→ **Task**:
Filter the entries below, keeping only lines with the word "list".

***** Dataset rows

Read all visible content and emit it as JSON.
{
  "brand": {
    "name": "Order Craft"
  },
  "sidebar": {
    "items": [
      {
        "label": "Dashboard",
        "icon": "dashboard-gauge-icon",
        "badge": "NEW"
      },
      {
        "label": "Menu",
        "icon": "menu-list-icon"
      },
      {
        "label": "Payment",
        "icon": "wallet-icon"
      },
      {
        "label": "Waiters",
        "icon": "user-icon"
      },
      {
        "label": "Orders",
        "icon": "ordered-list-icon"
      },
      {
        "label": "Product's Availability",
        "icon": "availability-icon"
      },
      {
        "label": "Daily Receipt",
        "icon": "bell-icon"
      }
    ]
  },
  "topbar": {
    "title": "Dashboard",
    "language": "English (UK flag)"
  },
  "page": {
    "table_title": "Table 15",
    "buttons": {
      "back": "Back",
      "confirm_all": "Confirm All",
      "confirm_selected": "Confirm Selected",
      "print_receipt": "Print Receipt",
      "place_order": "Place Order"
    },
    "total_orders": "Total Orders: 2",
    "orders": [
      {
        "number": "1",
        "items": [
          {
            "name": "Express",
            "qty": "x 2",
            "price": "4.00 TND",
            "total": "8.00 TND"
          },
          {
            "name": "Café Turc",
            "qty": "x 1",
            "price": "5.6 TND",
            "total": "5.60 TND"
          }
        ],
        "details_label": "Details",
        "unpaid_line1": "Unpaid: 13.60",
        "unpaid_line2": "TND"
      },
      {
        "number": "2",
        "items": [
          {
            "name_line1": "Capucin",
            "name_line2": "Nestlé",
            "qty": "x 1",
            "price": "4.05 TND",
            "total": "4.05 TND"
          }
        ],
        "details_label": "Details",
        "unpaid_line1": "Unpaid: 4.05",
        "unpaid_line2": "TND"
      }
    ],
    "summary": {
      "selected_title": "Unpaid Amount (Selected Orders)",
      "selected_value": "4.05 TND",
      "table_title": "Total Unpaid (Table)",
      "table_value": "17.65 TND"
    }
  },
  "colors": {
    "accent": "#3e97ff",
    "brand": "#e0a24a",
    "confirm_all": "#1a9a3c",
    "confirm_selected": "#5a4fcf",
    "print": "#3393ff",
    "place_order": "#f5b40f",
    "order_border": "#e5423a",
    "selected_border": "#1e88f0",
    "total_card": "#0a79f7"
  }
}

**********
***** Dataset rows

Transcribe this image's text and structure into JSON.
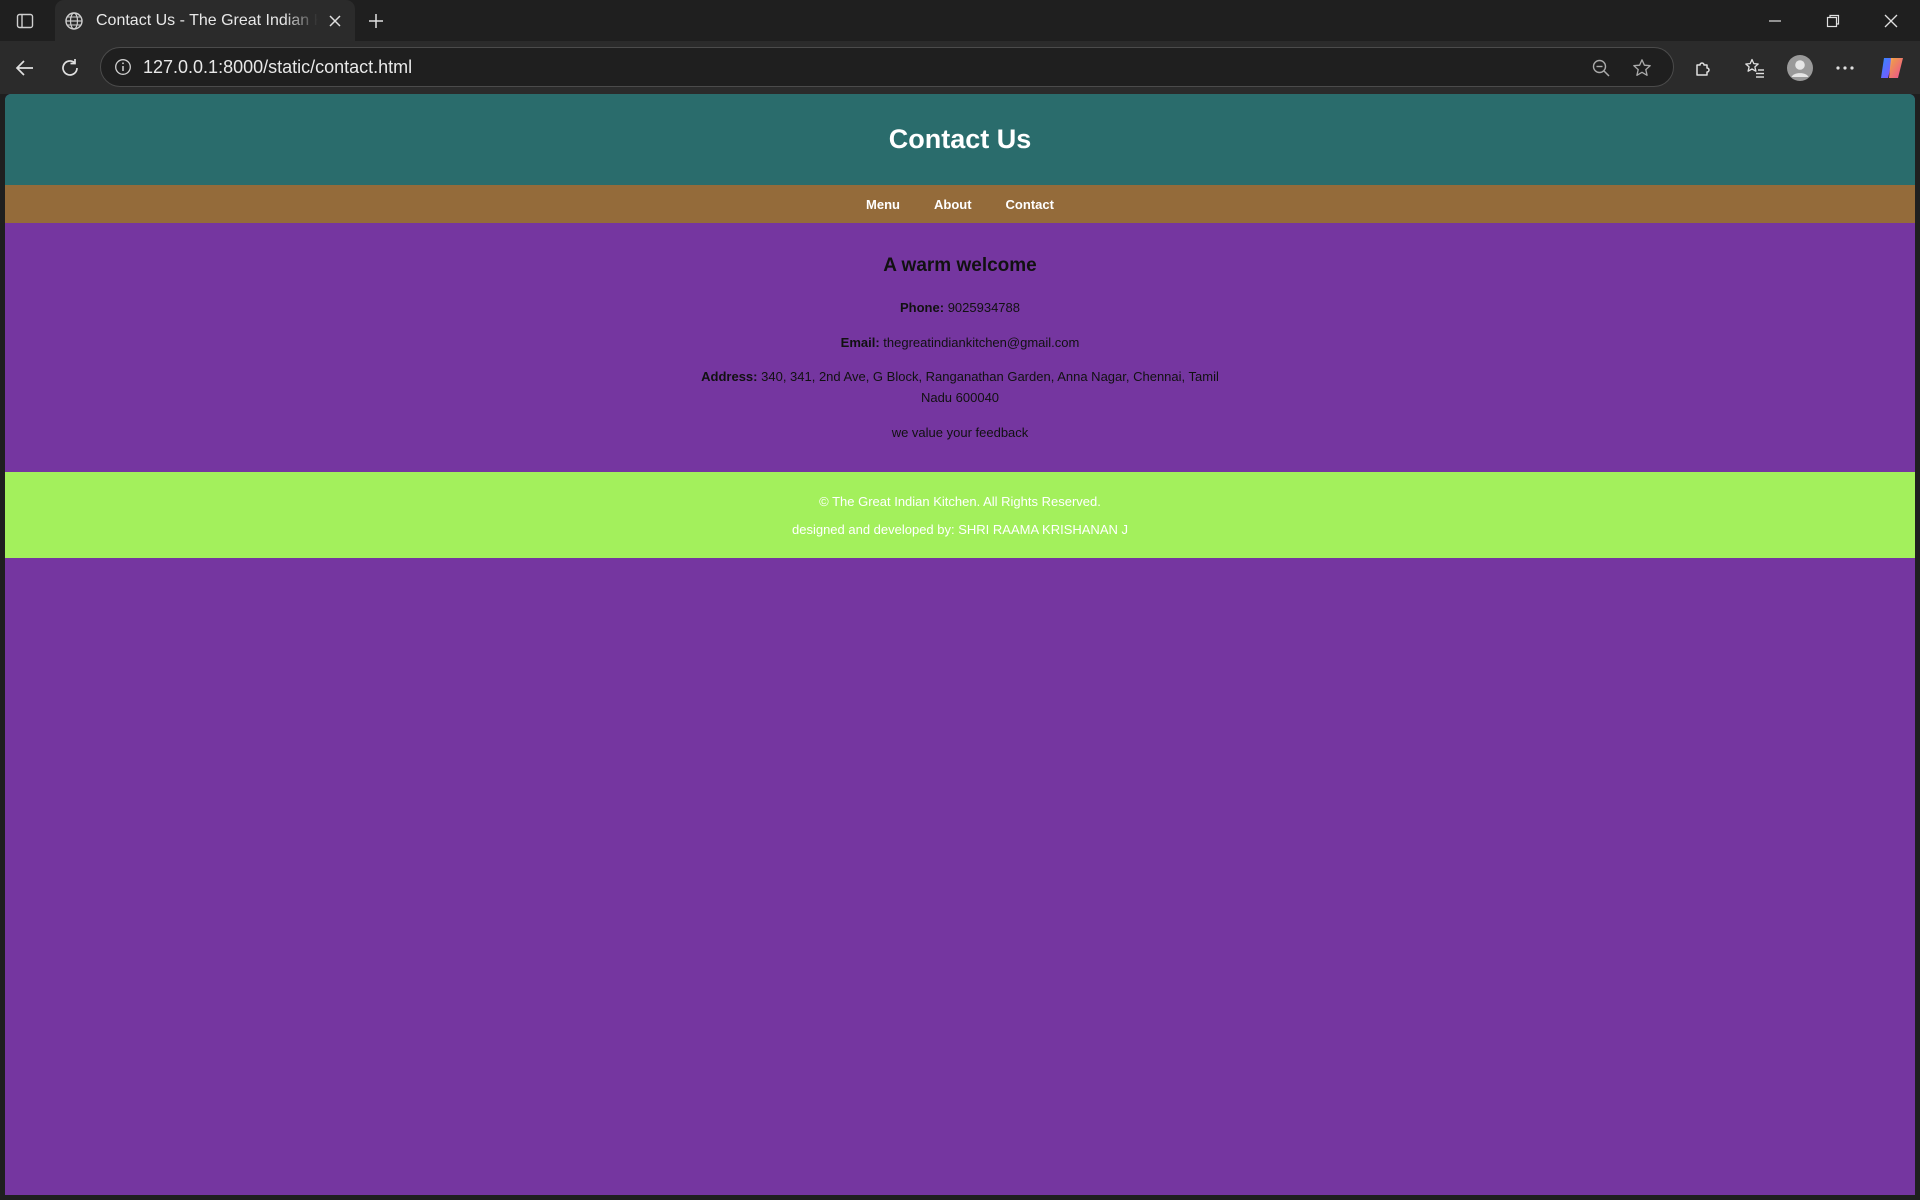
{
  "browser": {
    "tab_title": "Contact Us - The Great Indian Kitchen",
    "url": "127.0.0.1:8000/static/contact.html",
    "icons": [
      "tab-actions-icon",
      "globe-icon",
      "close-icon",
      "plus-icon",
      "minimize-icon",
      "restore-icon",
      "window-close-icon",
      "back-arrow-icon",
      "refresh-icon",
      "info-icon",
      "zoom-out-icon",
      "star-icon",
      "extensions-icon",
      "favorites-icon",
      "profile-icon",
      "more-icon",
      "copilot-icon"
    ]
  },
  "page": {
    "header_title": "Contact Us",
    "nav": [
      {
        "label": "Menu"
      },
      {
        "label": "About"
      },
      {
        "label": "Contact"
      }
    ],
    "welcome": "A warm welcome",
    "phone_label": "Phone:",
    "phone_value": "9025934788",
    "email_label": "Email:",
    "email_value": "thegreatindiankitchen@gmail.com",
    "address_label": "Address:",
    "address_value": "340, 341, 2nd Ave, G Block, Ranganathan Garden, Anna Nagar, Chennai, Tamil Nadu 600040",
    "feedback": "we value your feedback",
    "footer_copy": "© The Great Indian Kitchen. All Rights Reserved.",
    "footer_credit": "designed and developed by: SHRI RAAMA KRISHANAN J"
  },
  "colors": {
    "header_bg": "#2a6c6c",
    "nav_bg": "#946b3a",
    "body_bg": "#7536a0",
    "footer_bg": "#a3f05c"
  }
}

**********

→ **Answer for the task**:
        "icon": "menu-list-icon"
        "icon": "ordered-list-icon"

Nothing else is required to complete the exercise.